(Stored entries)
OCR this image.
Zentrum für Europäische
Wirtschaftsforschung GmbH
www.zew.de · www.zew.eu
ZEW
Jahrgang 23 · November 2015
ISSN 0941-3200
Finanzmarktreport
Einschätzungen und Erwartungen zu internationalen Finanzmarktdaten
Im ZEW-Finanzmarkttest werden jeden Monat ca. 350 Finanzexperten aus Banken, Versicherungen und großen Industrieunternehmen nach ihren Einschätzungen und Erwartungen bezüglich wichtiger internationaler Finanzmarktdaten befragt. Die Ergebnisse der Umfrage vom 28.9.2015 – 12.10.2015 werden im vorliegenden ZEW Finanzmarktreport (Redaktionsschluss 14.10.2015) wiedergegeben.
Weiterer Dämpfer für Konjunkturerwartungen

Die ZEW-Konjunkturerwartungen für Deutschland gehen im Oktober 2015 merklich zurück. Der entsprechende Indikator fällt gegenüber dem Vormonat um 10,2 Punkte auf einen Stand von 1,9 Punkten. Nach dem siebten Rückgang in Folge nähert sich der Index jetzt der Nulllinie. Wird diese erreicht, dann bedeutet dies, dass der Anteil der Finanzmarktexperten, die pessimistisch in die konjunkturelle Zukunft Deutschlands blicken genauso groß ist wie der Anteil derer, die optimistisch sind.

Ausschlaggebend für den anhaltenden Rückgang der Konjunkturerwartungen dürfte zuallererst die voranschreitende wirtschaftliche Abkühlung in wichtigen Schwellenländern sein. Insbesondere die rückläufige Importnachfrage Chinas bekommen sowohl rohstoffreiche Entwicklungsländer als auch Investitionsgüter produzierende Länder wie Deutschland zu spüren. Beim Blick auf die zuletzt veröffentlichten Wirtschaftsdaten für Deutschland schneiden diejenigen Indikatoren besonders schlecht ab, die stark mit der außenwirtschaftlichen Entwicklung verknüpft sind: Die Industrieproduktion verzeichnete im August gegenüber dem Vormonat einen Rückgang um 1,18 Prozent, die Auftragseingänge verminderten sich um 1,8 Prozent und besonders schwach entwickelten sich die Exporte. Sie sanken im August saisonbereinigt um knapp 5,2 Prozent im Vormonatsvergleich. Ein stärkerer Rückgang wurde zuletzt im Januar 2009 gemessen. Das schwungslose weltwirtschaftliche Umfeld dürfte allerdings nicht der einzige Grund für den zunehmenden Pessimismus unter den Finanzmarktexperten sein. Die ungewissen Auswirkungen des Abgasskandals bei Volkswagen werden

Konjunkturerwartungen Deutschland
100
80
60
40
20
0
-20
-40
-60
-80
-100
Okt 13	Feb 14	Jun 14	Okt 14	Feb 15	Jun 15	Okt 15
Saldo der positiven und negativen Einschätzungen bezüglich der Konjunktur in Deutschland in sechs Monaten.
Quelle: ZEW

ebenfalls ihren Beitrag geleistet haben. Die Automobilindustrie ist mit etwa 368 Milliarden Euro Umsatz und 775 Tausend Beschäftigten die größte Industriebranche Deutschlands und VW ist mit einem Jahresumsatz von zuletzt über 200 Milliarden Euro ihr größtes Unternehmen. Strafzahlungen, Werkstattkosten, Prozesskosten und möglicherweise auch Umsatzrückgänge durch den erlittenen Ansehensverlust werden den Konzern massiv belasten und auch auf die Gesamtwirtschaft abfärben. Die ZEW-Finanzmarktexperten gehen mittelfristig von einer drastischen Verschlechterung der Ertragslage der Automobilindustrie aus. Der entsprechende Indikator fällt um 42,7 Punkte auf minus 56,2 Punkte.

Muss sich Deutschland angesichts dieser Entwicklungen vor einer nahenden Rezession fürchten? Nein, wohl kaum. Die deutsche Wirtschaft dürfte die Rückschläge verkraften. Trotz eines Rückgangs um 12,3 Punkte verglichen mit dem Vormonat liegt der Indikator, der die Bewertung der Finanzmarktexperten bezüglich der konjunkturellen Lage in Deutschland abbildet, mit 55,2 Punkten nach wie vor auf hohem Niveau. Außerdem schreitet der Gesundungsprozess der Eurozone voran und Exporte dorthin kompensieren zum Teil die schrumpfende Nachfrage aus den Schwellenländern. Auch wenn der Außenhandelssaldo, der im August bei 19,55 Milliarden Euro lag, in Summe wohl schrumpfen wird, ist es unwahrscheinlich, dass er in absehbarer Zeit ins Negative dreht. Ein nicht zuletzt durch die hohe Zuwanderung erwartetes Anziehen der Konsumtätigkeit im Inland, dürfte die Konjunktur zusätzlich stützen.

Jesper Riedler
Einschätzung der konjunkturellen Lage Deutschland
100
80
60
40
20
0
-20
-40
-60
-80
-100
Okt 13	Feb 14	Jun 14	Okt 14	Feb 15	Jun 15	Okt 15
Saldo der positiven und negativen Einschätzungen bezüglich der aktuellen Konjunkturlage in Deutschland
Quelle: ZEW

> **Exercise task**
Repeat the material in full, exactly as it stands.

> **Answer to this problem**
OCR this image.
Zentrum für Europäische
Wirtschaftsforschung GmbH
www.zew.de · www.zew.eu
ZEW
Jahrgang 23 · November 2015
ISSN 0941-3200
Finanzmarktreport
Einschätzungen und Erwartungen zu internationalen Finanzmarktdaten
Im ZEW-Finanzmarkttest werden jeden Monat ca. 350 Finanzexperten aus Banken, Versicherungen und großen Industrieunternehmen nach ihren Einschätzungen und Erwartungen bezüglich wichtiger internationaler Finanzmarktdaten befragt. Die Ergebnisse der Umfrage vom 28.9.2015 – 12.10.2015 werden im vorliegenden ZEW Finanzmarktreport (Redaktionsschluss 14.10.2015) wiedergegeben.
Weiterer Dämpfer für Konjunkturerwartungen

Die ZEW-Konjunkturerwartungen für Deutschland gehen im Oktober 2015 merklich zurück. Der entsprechende Indikator fällt gegenüber dem Vormonat um 10,2 Punkte auf einen Stand von 1,9 Punkten. Nach dem siebten Rückgang in Folge nähert sich der Index jetzt der Nulllinie. Wird diese erreicht, dann bedeutet dies, dass der Anteil der Finanzmarktexperten, die pessimistisch in die konjunkturelle Zukunft Deutschlands blicken genauso groß ist wie der Anteil derer, die optimistisch sind.

Ausschlaggebend für den anhaltenden Rückgang der Konjunkturerwartungen dürfte zuallererst die voranschreitende wirtschaftliche Abkühlung in wichtigen Schwellenländern sein. Insbesondere die rückläufige Importnachfrage Chinas bekommen sowohl rohstoffreiche Entwicklungsländer als auch Investitionsgüter produzierende Länder wie Deutschland zu spüren. Beim Blick auf die zuletzt veröffentlichten Wirtschaftsdaten für Deutschland schneiden diejenigen Indikatoren besonders schlecht ab, die stark mit der außenwirtschaftlichen Entwicklung verknüpft sind: Die Industrieproduktion verzeichnete im August gegenüber dem Vormonat einen Rückgang um 1,18 Prozent, die Auftragseingänge verminderten sich um 1,8 Prozent und besonders schwach entwickelten sich die Exporte. Sie sanken im August saisonbereinigt um knapp 5,2 Prozent im Vormonatsvergleich. Ein stärkerer Rückgang wurde zuletzt im Januar 2009 gemessen. Das schwungslose weltwirtschaftliche Umfeld dürfte allerdings nicht der einzige Grund für den zunehmenden Pessimismus unter den Finanzmarktexperten sein. Die ungewissen Auswirkungen des Abgasskandals bei Volkswagen werden

Konjunkturerwartungen Deutschland
100
80
60
40
20
0
-20
-40
-60
-80
-100
Okt 13	Feb 14	Jun 14	Okt 14	Feb 15	Jun 15	Okt 15
Saldo der positiven und negativen Einschätzungen bezüglich der Konjunktur in Deutschland in sechs Monaten.
Quelle: ZEW

ebenfalls ihren Beitrag geleistet haben. Die Automobilindustrie ist mit etwa 368 Milliarden Euro Umsatz und 775 Tausend Beschäftigten die größte Industriebranche Deutschlands und VW ist mit einem Jahresumsatz von zuletzt über 200 Milliarden Euro ihr größtes Unternehmen. Strafzahlungen, Werkstattkosten, Prozesskosten und möglicherweise auch Umsatzrückgänge durch den erlittenen Ansehensverlust werden den Konzern massiv belasten und auch auf die Gesamtwirtschaft abfärben. Die ZEW-Finanzmarktexperten gehen mittelfristig von einer drastischen Verschlechterung der Ertragslage der Automobilindustrie aus. Der entsprechende Indikator fällt um 42,7 Punkte auf minus 56,2 Punkte.

Muss sich Deutschland angesichts dieser Entwicklungen vor einer nahenden Rezession fürchten? Nein, wohl kaum. Die deutsche Wirtschaft dürfte die Rückschläge verkraften. Trotz eines Rückgangs um 12,3 Punkte verglichen mit dem Vormonat liegt der Indikator, der die Bewertung der Finanzmarktexperten bezüglich der konjunkturellen Lage in Deutschland abbildet, mit 55,2 Punkten nach wie vor auf hohem Niveau. Außerdem schreitet der Gesundungsprozess der Eurozone voran und Exporte dorthin kompensieren zum Teil die schrumpfende Nachfrage aus den Schwellenländern. Auch wenn der Außenhandelssaldo, der im August bei 19,55 Milliarden Euro lag, in Summe wohl schrumpfen wird, ist es unwahrscheinlich, dass er in absehbarer Zeit ins Negative dreht. Ein nicht zuletzt durch die hohe Zuwanderung erwartetes Anziehen der Konsumtätigkeit im Inland, dürfte die Konjunktur zusätzlich stützen.

Jesper Riedler
Einschätzung der konjunkturellen Lage Deutschland
100
80
60
40
20
0
-20
-40
-60
-80
-100
Okt 13	Feb 14	Jun 14	Okt 14	Feb 15	Jun 15	Okt 15
Saldo der positiven und negativen Einschätzungen bezüglich der aktuellen Konjunkturlage in Deutschland
Quelle: ZEW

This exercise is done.